### Task prompt
Provide only the number of lines in the data below that contain the string "JSON".

### Dataset content
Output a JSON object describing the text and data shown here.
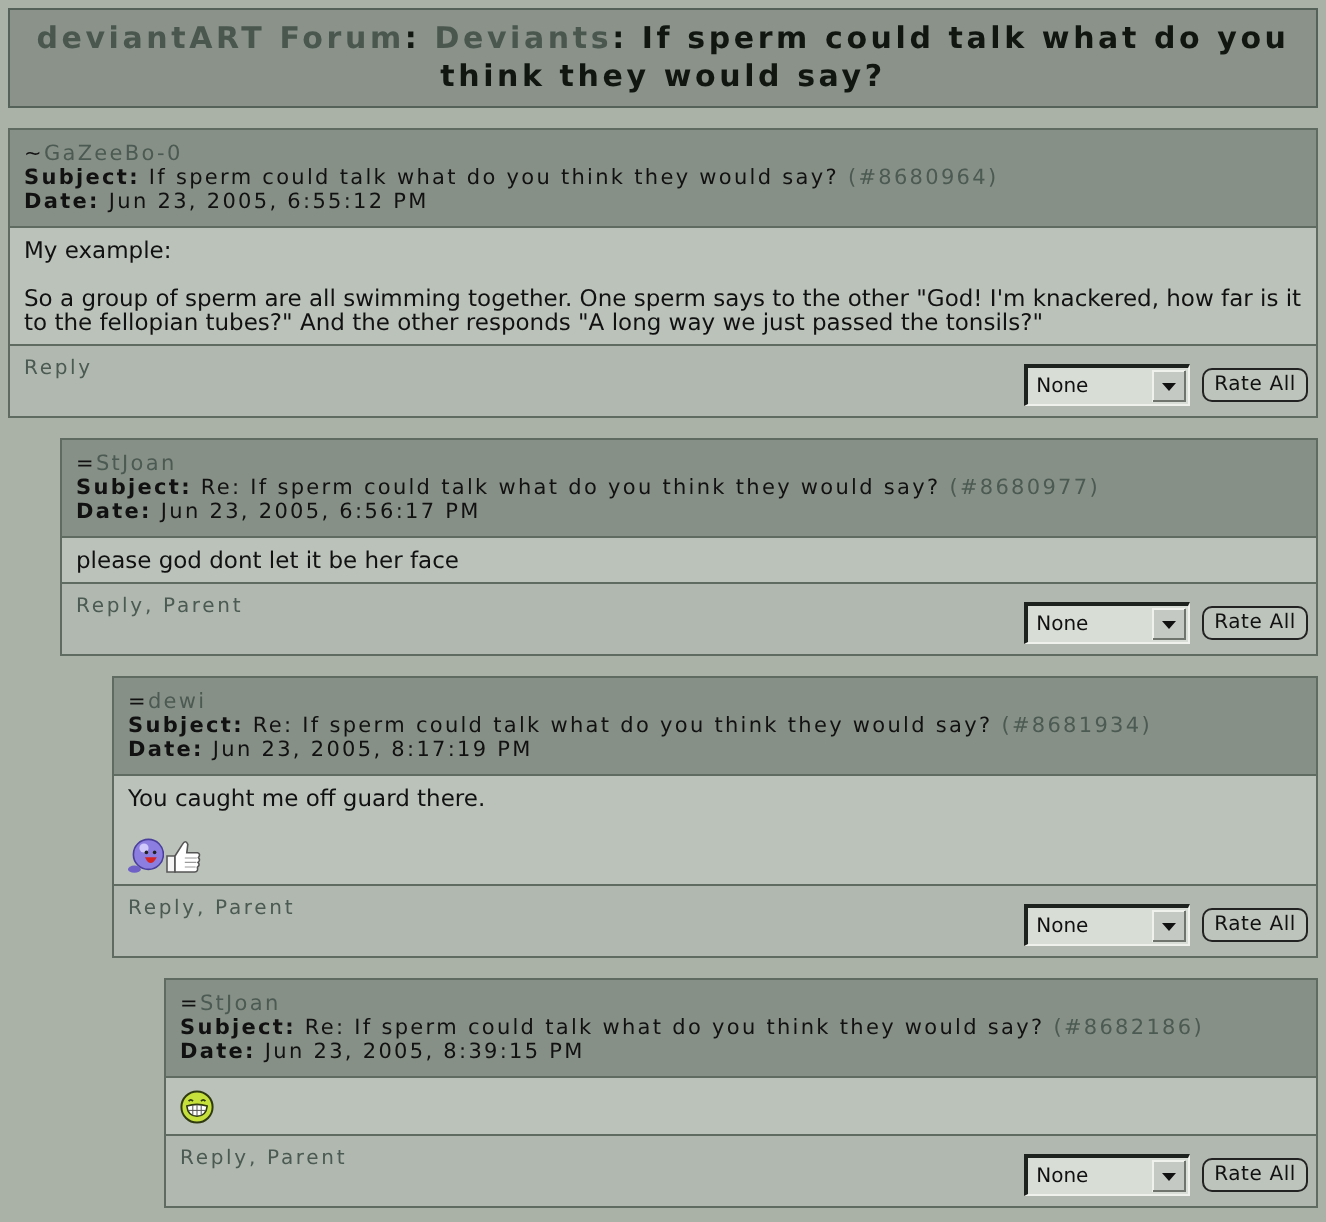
{
  "title": {
    "parts": [
      {
        "kind": "link",
        "text": "deviantART Forum"
      },
      {
        "kind": "plain",
        "text": ": "
      },
      {
        "kind": "link",
        "text": "Deviants"
      },
      {
        "kind": "plain",
        "text": ": If sperm could talk what do you think they would say?"
      }
    ]
  },
  "posts": [
    {
      "author_mark": "~",
      "author": "GaZeeBo-0",
      "subject_label": "Subject:",
      "subject": "If sperm could talk what do you think they would say?",
      "post_number": "(#8680964)",
      "date_label": "Date:",
      "date": "Jun 23, 2005, 6:55:12 PM",
      "body": [
        {
          "kind": "text",
          "text": "My example:"
        },
        {
          "kind": "text",
          "text": "So a group of sperm are all swimming together. One sperm says to the other \"God! I'm knackered, how far is it to the fellopian tubes?\" And the other responds \"A long way we just passed the tonsils?\""
        }
      ],
      "footer": {
        "links": [
          "Reply"
        ],
        "rating": "None",
        "button": "Rate All"
      },
      "children": [
        {
          "author_mark": "=",
          "author": "StJoan",
          "subject_label": "Subject:",
          "subject": "Re: If sperm could talk what do you think they would say?",
          "post_number": "(#8680977)",
          "date_label": "Date:",
          "date": "Jun 23, 2005, 6:56:17 PM",
          "body": [
            {
              "kind": "text",
              "text": "please god dont let it be her face"
            }
          ],
          "footer": {
            "links": [
              "Reply",
              "Parent"
            ],
            "separator": ",",
            "rating": "None",
            "button": "Rate All"
          },
          "children": [
            {
              "author_mark": "=",
              "author": "dewi",
              "subject_label": "Subject:",
              "subject": "Re: If sperm could talk what do you think they would say?",
              "post_number": "(#8681934)",
              "date_label": "Date:",
              "date": "Jun 23, 2005, 8:17:19 PM",
              "body": [
                {
                  "kind": "text",
                  "text": "You caught me off guard there."
                },
                {
                  "kind": "emoticons",
                  "items": [
                    {
                      "kind": "blob"
                    },
                    {
                      "kind": "thumb"
                    }
                  ]
                }
              ],
              "footer": {
                "links": [
                  "Reply",
                  "Parent"
                ],
                "separator": ",",
                "rating": "None",
                "button": "Rate All"
              },
              "children": [
                {
                  "author_mark": "=",
                  "author": "StJoan",
                  "subject_label": "Subject:",
                  "subject": "Re: If sperm could talk what do you think they would say?",
                  "post_number": "(#8682186)",
                  "date_label": "Date:",
                  "date": "Jun 23, 2005, 8:39:15 PM",
                  "body": [
                    {
                      "kind": "emoticons",
                      "items": [
                        {
                          "kind": "grin"
                        }
                      ]
                    }
                  ],
                  "footer": {
                    "links": [
                      "Reply",
                      "Parent"
                    ],
                    "separator": ",",
                    "rating": "None",
                    "button": "Rate All"
                  }
                }
              ]
            }
          ]
        }
      ]
    }
  ]
}
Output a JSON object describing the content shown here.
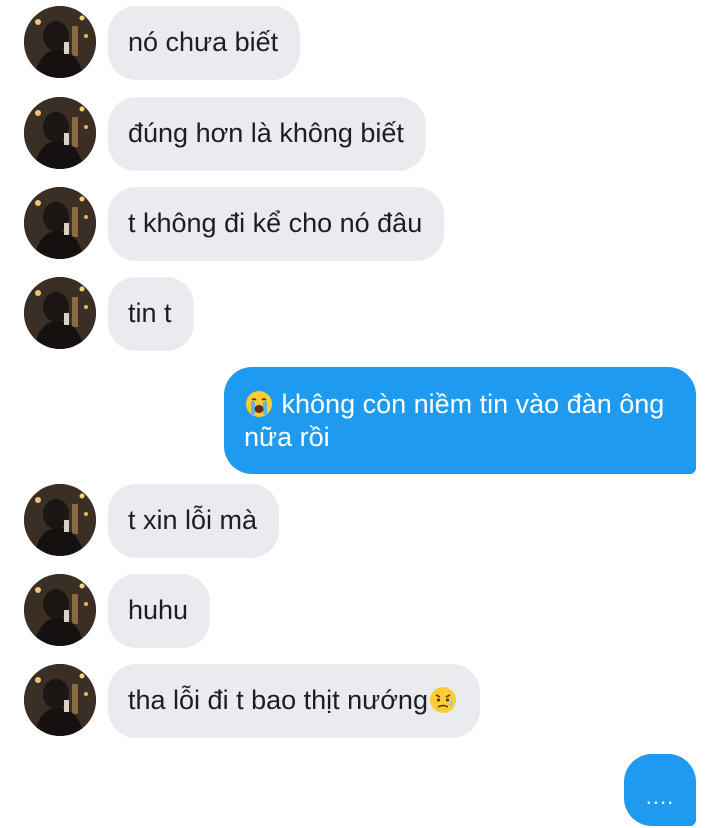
{
  "messages": [
    {
      "text": "nó chưa biết"
    },
    {
      "text": "đúng hơn là không biết"
    },
    {
      "text": "t không đi kể cho nó đâu"
    },
    {
      "text": "tin t"
    },
    {
      "text": "không còn niềm tin vào đàn ông nữa rồi",
      "emoji": "loudly-crying-face-icon"
    },
    {
      "text": "t xin lỗi mà"
    },
    {
      "text": "huhu"
    },
    {
      "text": "tha lỗi đi t bao thịt nướng",
      "emoji": "disappointed-relieved-face-icon"
    },
    {
      "text": "...."
    }
  ],
  "colors": {
    "incoming_bubble": "#e9ebee",
    "outgoing_bubble": "#1e9bf0",
    "incoming_text": "#1c1e21",
    "outgoing_text": "#ffffff"
  }
}
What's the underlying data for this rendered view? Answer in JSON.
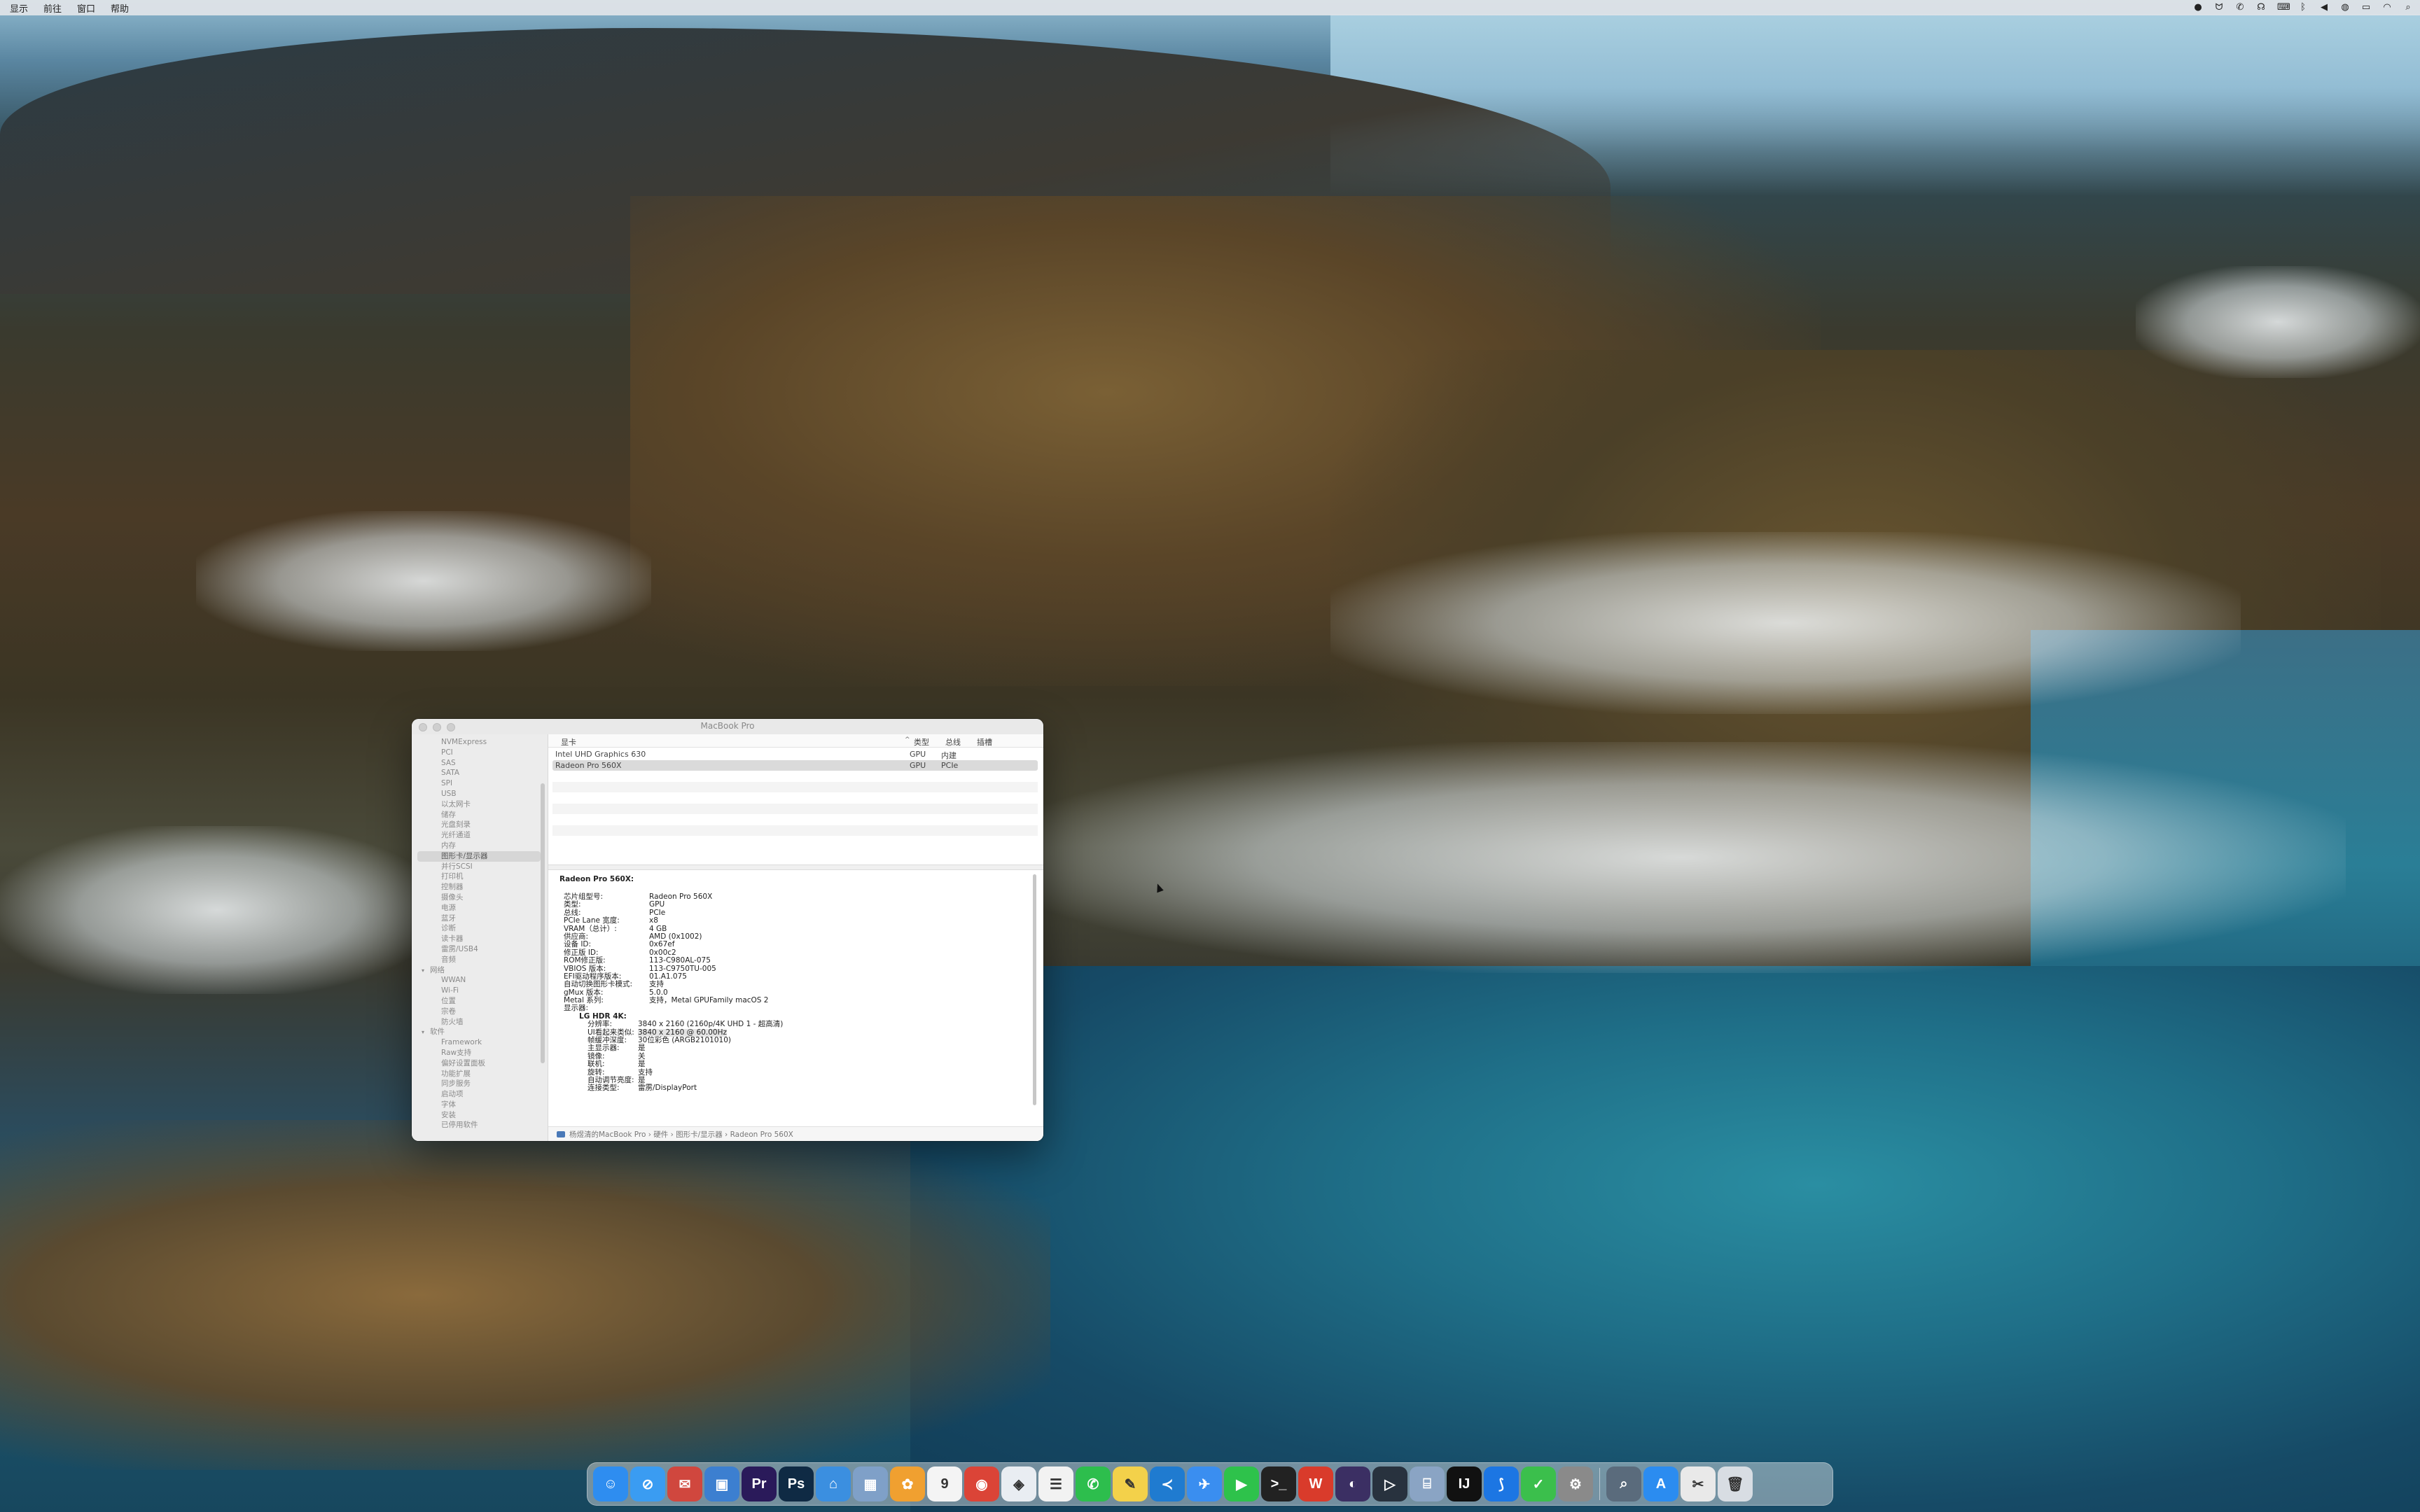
{
  "menubar": {
    "items": [
      "显示",
      "前往",
      "窗口",
      "帮助"
    ],
    "status_icons": [
      "record-icon",
      "butterfly-icon",
      "wechat-icon",
      "headphones-icon",
      "keyboard-icon",
      "bluetooth-icon",
      "volume-icon",
      "siri-icon",
      "battery-icon",
      "wifi-icon",
      "search-icon"
    ]
  },
  "window": {
    "title": "MacBook Pro",
    "sidebar": {
      "items": [
        {
          "label": "NVMExpress",
          "type": "item"
        },
        {
          "label": "PCI",
          "type": "item"
        },
        {
          "label": "SAS",
          "type": "item"
        },
        {
          "label": "SATA",
          "type": "item"
        },
        {
          "label": "SPI",
          "type": "item"
        },
        {
          "label": "USB",
          "type": "item"
        },
        {
          "label": "以太网卡",
          "type": "item"
        },
        {
          "label": "储存",
          "type": "item"
        },
        {
          "label": "光盘刻录",
          "type": "item"
        },
        {
          "label": "光纤通道",
          "type": "item"
        },
        {
          "label": "内存",
          "type": "item"
        },
        {
          "label": "图形卡/显示器",
          "type": "selected"
        },
        {
          "label": "并行SCSI",
          "type": "item"
        },
        {
          "label": "打印机",
          "type": "item"
        },
        {
          "label": "控制器",
          "type": "item"
        },
        {
          "label": "摄像头",
          "type": "item"
        },
        {
          "label": "电源",
          "type": "item"
        },
        {
          "label": "蓝牙",
          "type": "item"
        },
        {
          "label": "诊断",
          "type": "item"
        },
        {
          "label": "读卡器",
          "type": "item"
        },
        {
          "label": "雷雳/USB4",
          "type": "item"
        },
        {
          "label": "音频",
          "type": "item"
        },
        {
          "label": "网络",
          "type": "section"
        },
        {
          "label": "WWAN",
          "type": "item"
        },
        {
          "label": "Wi-Fi",
          "type": "item"
        },
        {
          "label": "位置",
          "type": "item"
        },
        {
          "label": "宗卷",
          "type": "item"
        },
        {
          "label": "防火墙",
          "type": "item"
        },
        {
          "label": "软件",
          "type": "section"
        },
        {
          "label": "Framework",
          "type": "item"
        },
        {
          "label": "Raw支持",
          "type": "item"
        },
        {
          "label": "偏好设置面板",
          "type": "item"
        },
        {
          "label": "功能扩展",
          "type": "item"
        },
        {
          "label": "同步服务",
          "type": "item"
        },
        {
          "label": "启动项",
          "type": "item"
        },
        {
          "label": "字体",
          "type": "item"
        },
        {
          "label": "安装",
          "type": "item"
        },
        {
          "label": "已停用软件",
          "type": "item"
        }
      ]
    },
    "table": {
      "headers": [
        "显卡",
        "类型",
        "总线",
        "插槽"
      ],
      "sort_indicator": "^",
      "rows": [
        {
          "name": "Intel UHD Graphics 630",
          "type": "GPU",
          "bus": "内建",
          "slot": ""
        },
        {
          "name": "Radeon Pro 560X",
          "type": "GPU",
          "bus": "PCIe",
          "slot": ""
        }
      ]
    },
    "detail": {
      "heading": "Radeon Pro 560X:",
      "fields": [
        {
          "k": "芯片组型号:",
          "v": "Radeon Pro 560X"
        },
        {
          "k": "类型:",
          "v": "GPU"
        },
        {
          "k": "总线:",
          "v": "PCIe"
        },
        {
          "k": "PCIe Lane 宽度:",
          "v": "x8"
        },
        {
          "k": "VRAM（总计）:",
          "v": "4 GB"
        },
        {
          "k": "供应商:",
          "v": "AMD (0x1002)"
        },
        {
          "k": "设备 ID:",
          "v": "0x67ef"
        },
        {
          "k": "修正版 ID:",
          "v": "0x00c2"
        },
        {
          "k": "ROM修正版:",
          "v": "113-C980AL-075"
        },
        {
          "k": "VBIOS 版本:",
          "v": "113-C9750TU-005"
        },
        {
          "k": "EFI驱动程序版本:",
          "v": "01.A1.075"
        },
        {
          "k": "自动切换图形卡模式:",
          "v": "支持"
        },
        {
          "k": "gMux 版本:",
          "v": "5.0.0"
        },
        {
          "k": "Metal 系列:",
          "v": "支持，Metal GPUFamily macOS 2"
        },
        {
          "k": "显示器:",
          "v": ""
        }
      ],
      "display_name": "LG HDR 4K:",
      "display_fields": [
        {
          "k": "分辨率:",
          "v": "3840 x 2160 (2160p/4K UHD 1 - 超高清)",
          "hl": false
        },
        {
          "k": "UI看起来类似:",
          "v": "3840 x 2160 @ 60.00Hz",
          "hl": true
        },
        {
          "k": "帧缓冲深度:",
          "v": "30位彩色 (ARGB2101010)",
          "hl": false
        },
        {
          "k": "主显示器:",
          "v": "是",
          "hl": false
        },
        {
          "k": "镜像:",
          "v": "关",
          "hl": false
        },
        {
          "k": "联机:",
          "v": "是",
          "hl": false
        },
        {
          "k": "旋转:",
          "v": "支持",
          "hl": false
        },
        {
          "k": "自动调节亮度:",
          "v": "是",
          "hl": false
        },
        {
          "k": "连接类型:",
          "v": "雷雳/DisplayPort",
          "hl": false
        }
      ]
    },
    "pathbar": [
      "杨煜清的MacBook Pro",
      "硬件",
      "图形卡/显示器",
      "Radeon Pro 560X"
    ]
  },
  "dock": {
    "apps": [
      {
        "name": "finder",
        "glyph": "☺",
        "color": "#2e8df0"
      },
      {
        "name": "safari",
        "glyph": "⊘",
        "color": "#3a9cf2"
      },
      {
        "name": "thunderbird",
        "glyph": "✉",
        "color": "#d0473e"
      },
      {
        "name": "preview",
        "glyph": "▣",
        "color": "#3c7fd0"
      },
      {
        "name": "premiere",
        "glyph": "Pr",
        "color": "#2a1a5a"
      },
      {
        "name": "photoshop",
        "glyph": "Ps",
        "color": "#0f2a44"
      },
      {
        "name": "keynote",
        "glyph": "⌂",
        "color": "#3b8fe0"
      },
      {
        "name": "screenshots",
        "glyph": "▦",
        "color": "#7fa0c8"
      },
      {
        "name": "photos",
        "glyph": "✿",
        "color": "#f0a030"
      },
      {
        "name": "calendar",
        "glyph": "9",
        "color": "#f4f4f4"
      },
      {
        "name": "chrome",
        "glyph": "◉",
        "color": "#db4437"
      },
      {
        "name": "figma",
        "glyph": "◈",
        "color": "#e9edf2"
      },
      {
        "name": "reminders",
        "glyph": "☰",
        "color": "#f2f2f2"
      },
      {
        "name": "wechat",
        "glyph": "✆",
        "color": "#2dbe4d"
      },
      {
        "name": "notes",
        "glyph": "✎",
        "color": "#f3d14a"
      },
      {
        "name": "vscode",
        "glyph": "≺",
        "color": "#1f7bd0"
      },
      {
        "name": "feishu",
        "glyph": "✈",
        "color": "#3a8ef0"
      },
      {
        "name": "facetime",
        "glyph": "▶",
        "color": "#2ec24b"
      },
      {
        "name": "terminal",
        "glyph": ">_",
        "color": "#222"
      },
      {
        "name": "wps",
        "glyph": "W",
        "color": "#d93b2b"
      },
      {
        "name": "eclipse",
        "glyph": "◐",
        "color": "#3b2f63"
      },
      {
        "name": "quicktime",
        "glyph": "▷",
        "color": "#28323e"
      },
      {
        "name": "android-file-transfer",
        "glyph": "⌸",
        "color": "#8aa4c4"
      },
      {
        "name": "intellij",
        "glyph": "IJ",
        "color": "#111"
      },
      {
        "name": "lark",
        "glyph": "⟆",
        "color": "#1c76e3"
      },
      {
        "name": "tick",
        "glyph": "✓",
        "color": "#3bbf4c"
      },
      {
        "name": "system-preferences",
        "glyph": "⚙",
        "color": "#8a8a8a"
      }
    ],
    "after_sep": [
      {
        "name": "spotlight-folder",
        "glyph": "⌕",
        "color": "#5a6b7c"
      },
      {
        "name": "app-store",
        "glyph": "A",
        "color": "#2b8cf0"
      },
      {
        "name": "screenshot-utility",
        "glyph": "✂",
        "color": "#e9e9e9"
      },
      {
        "name": "trash",
        "glyph": "🗑",
        "color": "#d8dde3"
      }
    ]
  }
}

### Problem solution
3